### WORK INSTRUCTIONS
Make an exact copy of the data below, leaving out every picture.
--- START OF MATERIAL SHOWN ---
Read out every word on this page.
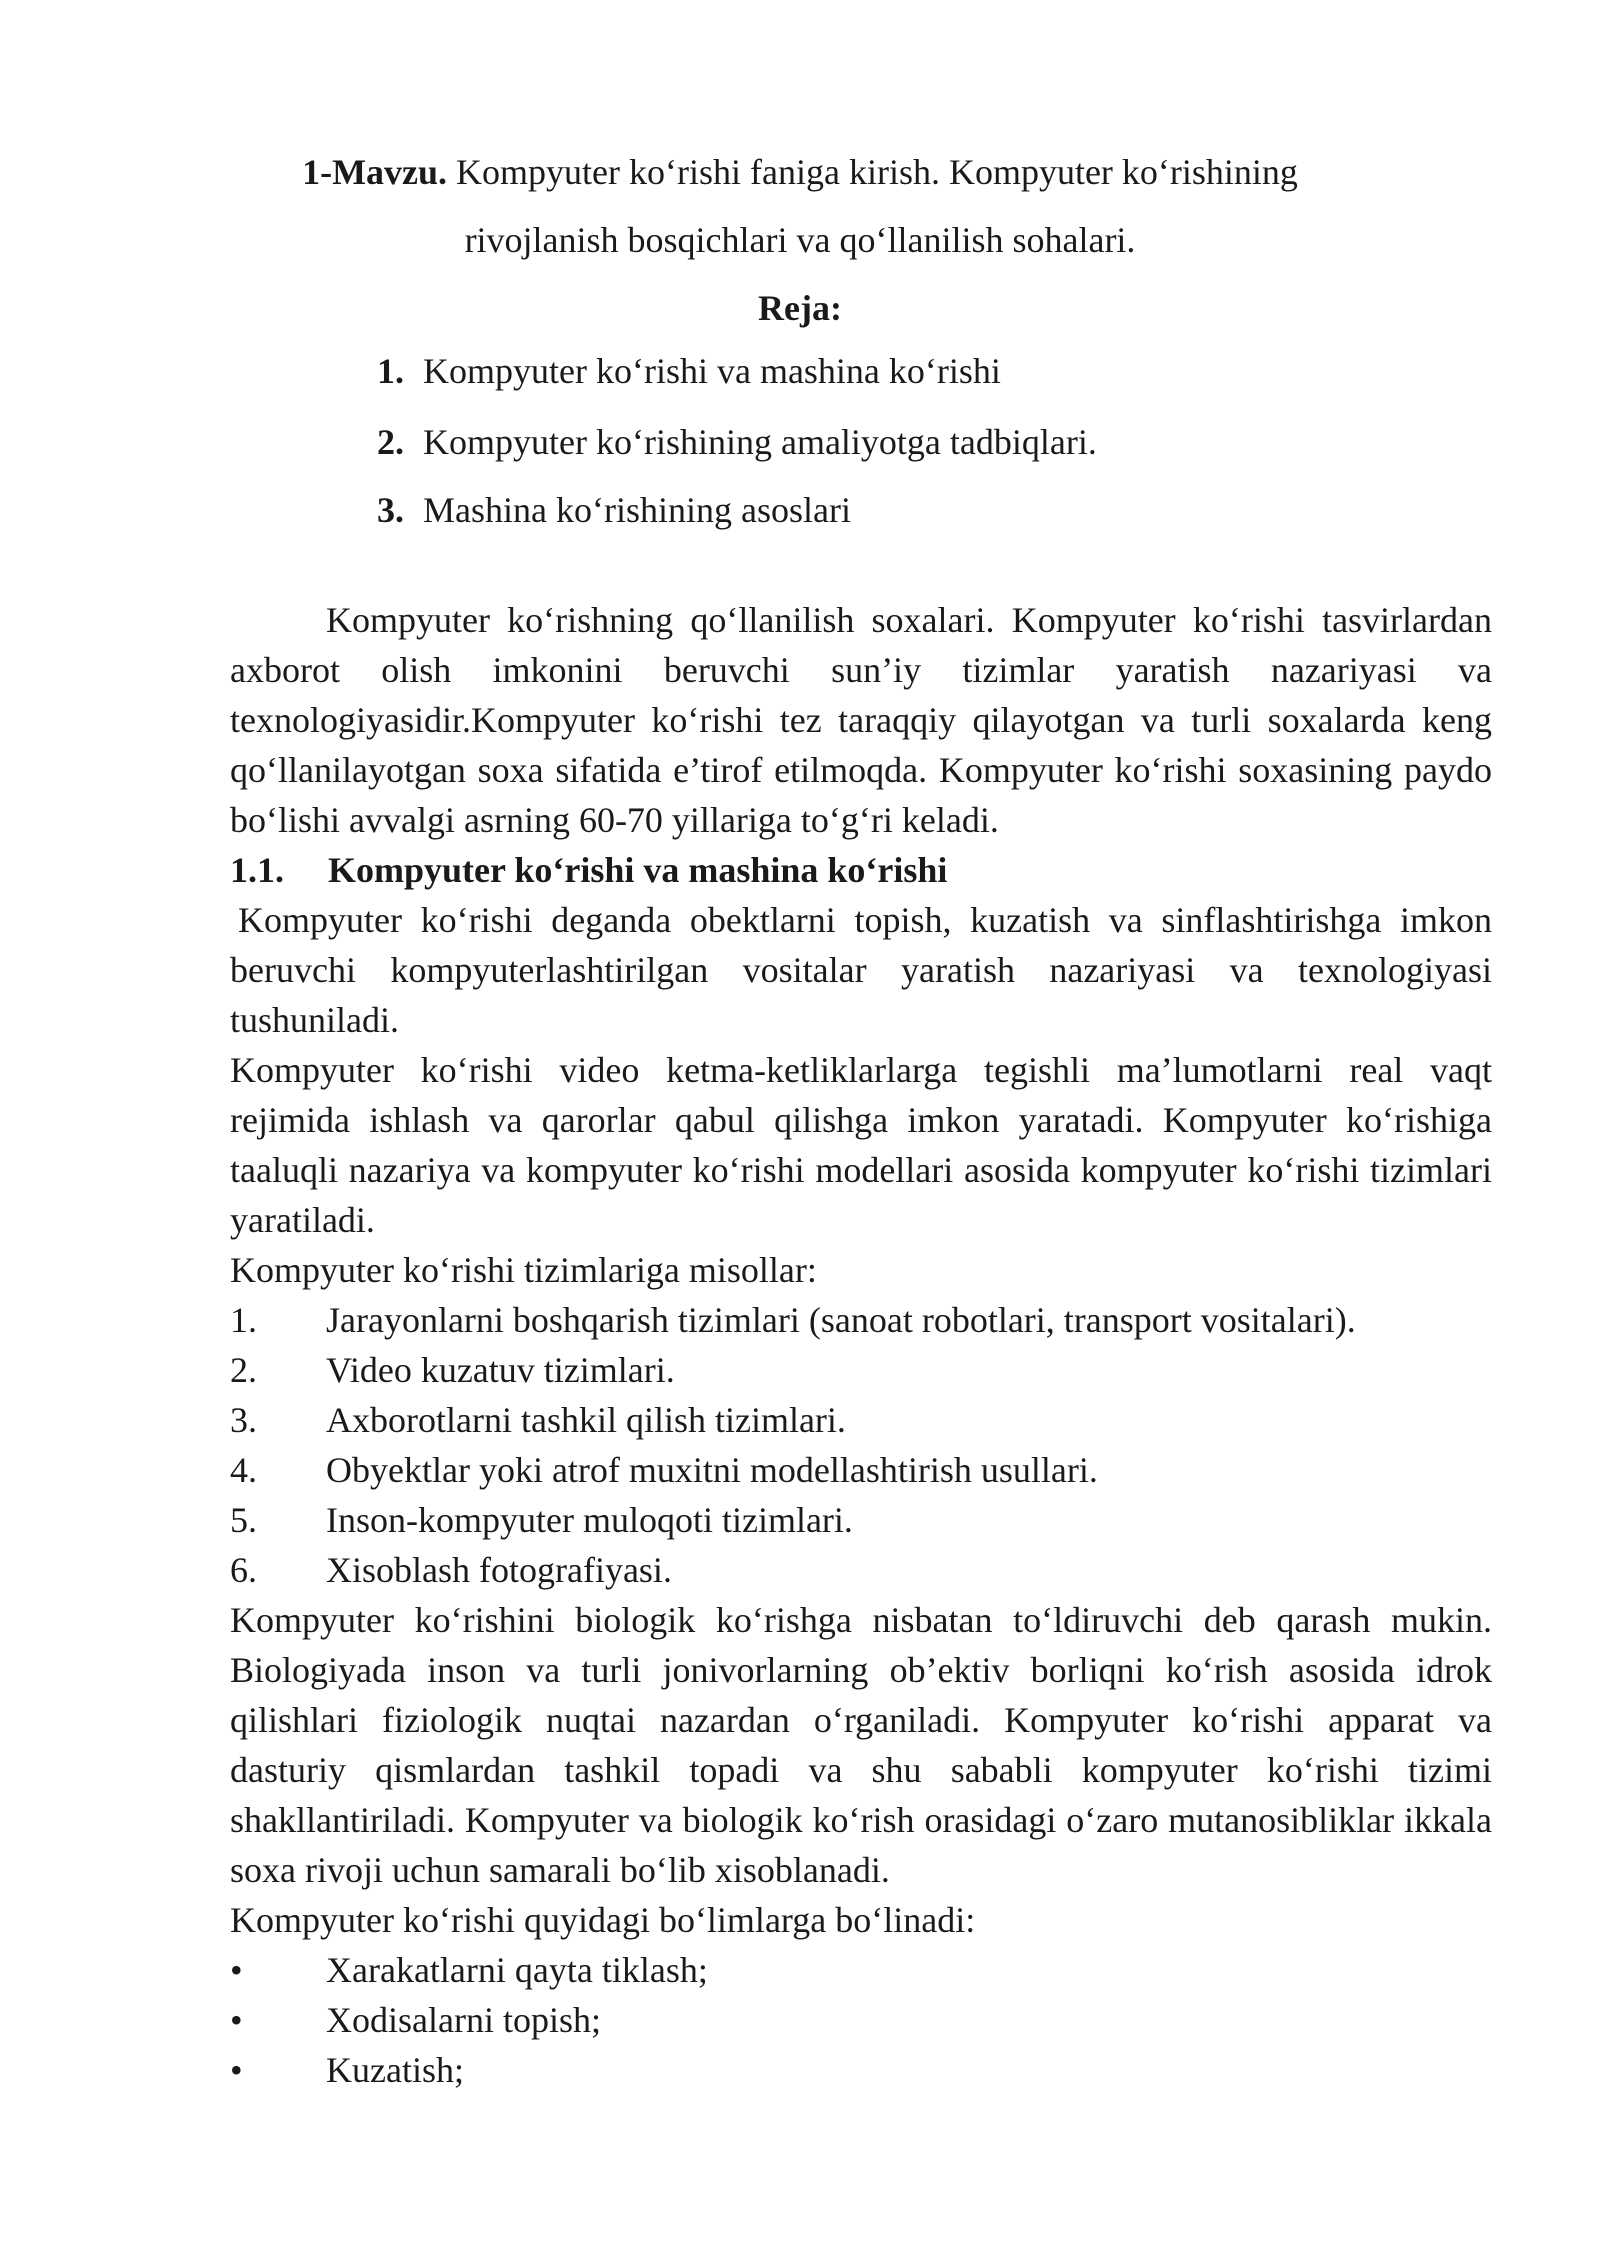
1-Mavzu. Kompyuter ko‘rishi faniga kirish. Kompyuter ko‘rishining
rivojlanish bosqichlari va qo‘llanilish sohalari.
Reja:
1. Kompyuter ko‘rishi va mashina ko‘rishi
2. Kompyuter ko‘rishining amaliyotga tadbiqlari.
3. Mashina ko‘rishining asoslari

Kompyuter ko‘rishning qo‘llanilish soxalari. Kompyuter ko‘rishi tasvirlardan axborot olish imkonini beruvchi sun’iy tizimlar yaratish nazariyasi va texnologiyasidir.Kompyuter ko‘rishi tez taraqqiy qilayotgan va turli soxalarda keng qo‘llanilayotgan soxa sifatida e’tirof etilmoqda. Kompyuter ko‘rishi soxasining paydo bo‘lishi avvalgi asrning 60-70 yillariga to‘g‘ri keladi.

1.1. Kompyuter ko‘rishi va mashina ko‘rishi

Kompyuter ko‘rishi deganda obektlarni topish, kuzatish va sinflashtirishga imkon beruvchi kompyuterlashtirilgan vositalar yaratish nazariyasi va texnologiyasi tushuniladi.

Kompyuter ko‘rishi video ketma-ketliklarlarga tegishli ma’lumotlarni real vaqt rejimida ishlash va qarorlar qabul qilishga imkon yaratadi. Kompyuter ko‘rishiga taaluqli nazariya va kompyuter ko‘rishi modellari asosida kompyuter ko‘rishi tizimlari yaratiladi.

Kompyuter ko‘rishi tizimlariga misollar:

1. Jarayonlarni boshqarish tizimlari (sanoat robotlari, transport vositalari).
2. Video kuzatuv tizimlari.
3. Axborotlarni tashkil qilish tizimlari.
4. Obyektlar yoki atrof muxitni modellashtirish usullari.
5. Inson-kompyuter muloqoti tizimlari.
6. Xisoblash fotografiyasi.

Kompyuter ko‘rishini biologik ko‘rishga nisbatan to‘ldiruvchi deb qarash mukin. Biologiyada inson va turli jonivorlarning ob’ektiv borliqni ko‘rish asosida idrok qilishlari fiziologik nuqtai nazardan o‘rganiladi. Kompyuter ko‘rishi apparat va dasturiy qismlardan tashkil topadi va shu sababli kompyuter ko‘rishi tizimi shakllantiriladi. Kompyuter va biologik ko‘rish orasidagi o‘zaro mutanosibliklar ikkala soxa rivoji uchun samarali bo‘lib xisoblanadi.

Kompyuter ko‘rishi quyidagi bo‘limlarga bo‘linadi:

• Xarakatlarni qayta tiklash;
• Xodisalarni topish;
• Kuzatish;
--- END OF MATERIAL SHOWN ---
### RESULT BELOW
Read out every word on this page.
1-Mavzu. Kompyuter ko‘rishi faniga kirish. Kompyuter ko‘rishining
rivojlanish bosqichlari va qo‘llanilish sohalari.
Reja:
1. Kompyuter ko‘rishi va mashina ko‘rishi
2. Kompyuter ko‘rishining amaliyotga tadbiqlari.
3. Mashina ko‘rishining asoslari

Kompyuter ko‘rishning qo‘llanilish soxalari. Kompyuter ko‘rishi tasvirlardan axborot olish imkonini beruvchi sun’iy tizimlar yaratish nazariyasi va texnologiyasidir.Kompyuter ko‘rishi tez taraqqiy qilayotgan va turli soxalarda keng qo‘llanilayotgan soxa sifatida e’tirof etilmoqda. Kompyuter ko‘rishi soxasining paydo bo‘lishi avvalgi asrning 60-70 yillariga to‘g‘ri keladi.

1.1. Kompyuter ko‘rishi va mashina ko‘rishi

Kompyuter ko‘rishi deganda obektlarni topish, kuzatish va sinflashtirishga imkon beruvchi kompyuterlashtirilgan vositalar yaratish nazariyasi va texnologiyasi tushuniladi.

Kompyuter ko‘rishi video ketma-ketliklarlarga tegishli ma’lumotlarni real vaqt rejimida ishlash va qarorlar qabul qilishga imkon yaratadi. Kompyuter ko‘rishiga taaluqli nazariya va kompyuter ko‘rishi modellari asosida kompyuter ko‘rishi tizimlari yaratiladi.

Kompyuter ko‘rishi tizimlariga misollar:

1. Jarayonlarni boshqarish tizimlari (sanoat robotlari, transport vositalari).
2. Video kuzatuv tizimlari.
3. Axborotlarni tashkil qilish tizimlari.
4. Obyektlar yoki atrof muxitni modellashtirish usullari.
5. Inson-kompyuter muloqoti tizimlari.
6. Xisoblash fotografiyasi.

Kompyuter ko‘rishini biologik ko‘rishga nisbatan to‘ldiruvchi deb qarash mukin. Biologiyada inson va turli jonivorlarning ob’ektiv borliqni ko‘rish asosida idrok qilishlari fiziologik nuqtai nazardan o‘rganiladi. Kompyuter ko‘rishi apparat va dasturiy qismlardan tashkil topadi va shu sababli kompyuter ko‘rishi tizimi shakllantiriladi. Kompyuter va biologik ko‘rish orasidagi o‘zaro mutanosibliklar ikkala soxa rivoji uchun samarali bo‘lib xisoblanadi.

Kompyuter ko‘rishi quyidagi bo‘limlarga bo‘linadi:

• Xarakatlarni qayta tiklash;
• Xodisalarni topish;
• Kuzatish;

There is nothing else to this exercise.